Exercise aim
Find each line with the word "유류구매에" and copy it.

Listed entries
-- Begin --

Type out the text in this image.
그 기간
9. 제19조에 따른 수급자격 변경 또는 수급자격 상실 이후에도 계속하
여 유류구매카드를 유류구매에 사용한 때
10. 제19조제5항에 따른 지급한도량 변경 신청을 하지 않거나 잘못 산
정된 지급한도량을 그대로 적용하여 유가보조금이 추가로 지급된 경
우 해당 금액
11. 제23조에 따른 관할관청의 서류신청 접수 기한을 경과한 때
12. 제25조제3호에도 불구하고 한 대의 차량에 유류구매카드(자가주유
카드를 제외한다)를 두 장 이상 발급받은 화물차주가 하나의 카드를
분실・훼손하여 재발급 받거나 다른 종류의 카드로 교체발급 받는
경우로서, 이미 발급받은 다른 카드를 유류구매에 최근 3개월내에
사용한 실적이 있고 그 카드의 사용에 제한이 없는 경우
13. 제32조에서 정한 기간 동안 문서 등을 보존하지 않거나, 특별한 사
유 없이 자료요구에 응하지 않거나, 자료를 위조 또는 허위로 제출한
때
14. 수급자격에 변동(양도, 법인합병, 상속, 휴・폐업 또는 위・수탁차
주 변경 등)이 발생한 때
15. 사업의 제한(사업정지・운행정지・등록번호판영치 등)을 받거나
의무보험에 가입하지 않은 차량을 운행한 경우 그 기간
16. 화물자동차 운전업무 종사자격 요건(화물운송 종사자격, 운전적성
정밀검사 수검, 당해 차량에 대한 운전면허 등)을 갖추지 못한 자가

-- End --

Task answer
여 유류구매카드를 유류구매에 사용한 때
경우로서, 이미 발급받은 다른 카드를 유류구매에 최근 3개월내에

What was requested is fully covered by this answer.